Entries from a dataset:
###

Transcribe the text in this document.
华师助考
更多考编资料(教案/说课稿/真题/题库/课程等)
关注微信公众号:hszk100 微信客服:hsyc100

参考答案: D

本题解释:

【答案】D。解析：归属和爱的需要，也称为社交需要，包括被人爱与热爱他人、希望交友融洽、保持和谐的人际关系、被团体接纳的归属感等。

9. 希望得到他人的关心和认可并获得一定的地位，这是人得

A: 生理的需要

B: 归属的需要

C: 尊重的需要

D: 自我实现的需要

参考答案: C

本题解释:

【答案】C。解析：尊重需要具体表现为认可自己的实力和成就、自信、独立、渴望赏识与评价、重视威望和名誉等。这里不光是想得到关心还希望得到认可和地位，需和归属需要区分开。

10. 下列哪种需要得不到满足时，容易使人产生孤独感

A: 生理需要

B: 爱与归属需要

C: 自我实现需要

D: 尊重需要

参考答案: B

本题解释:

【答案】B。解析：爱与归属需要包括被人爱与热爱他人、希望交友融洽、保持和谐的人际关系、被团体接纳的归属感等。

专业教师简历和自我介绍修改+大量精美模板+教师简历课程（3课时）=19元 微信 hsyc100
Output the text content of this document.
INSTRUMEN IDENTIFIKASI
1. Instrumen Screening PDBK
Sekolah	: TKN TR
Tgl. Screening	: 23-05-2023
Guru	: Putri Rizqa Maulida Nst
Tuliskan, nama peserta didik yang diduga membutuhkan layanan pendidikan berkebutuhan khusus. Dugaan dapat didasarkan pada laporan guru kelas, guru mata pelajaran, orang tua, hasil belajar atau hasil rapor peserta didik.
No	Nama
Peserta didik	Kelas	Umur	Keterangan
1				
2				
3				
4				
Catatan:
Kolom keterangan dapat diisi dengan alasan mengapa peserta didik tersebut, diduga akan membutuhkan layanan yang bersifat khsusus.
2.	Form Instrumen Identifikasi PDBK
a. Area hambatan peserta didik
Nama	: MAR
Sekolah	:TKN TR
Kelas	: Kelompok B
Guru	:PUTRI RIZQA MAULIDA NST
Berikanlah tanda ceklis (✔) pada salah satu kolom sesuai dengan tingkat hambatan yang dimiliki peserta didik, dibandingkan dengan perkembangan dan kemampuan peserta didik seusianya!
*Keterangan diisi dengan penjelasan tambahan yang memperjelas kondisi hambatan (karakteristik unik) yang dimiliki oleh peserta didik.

###

§ **PROMPT**
Scan the lines for the string "this". Pick out every line that has it.

§ **RESULT BELOW**
Transcribe the text in this document.
Output the text content of this document.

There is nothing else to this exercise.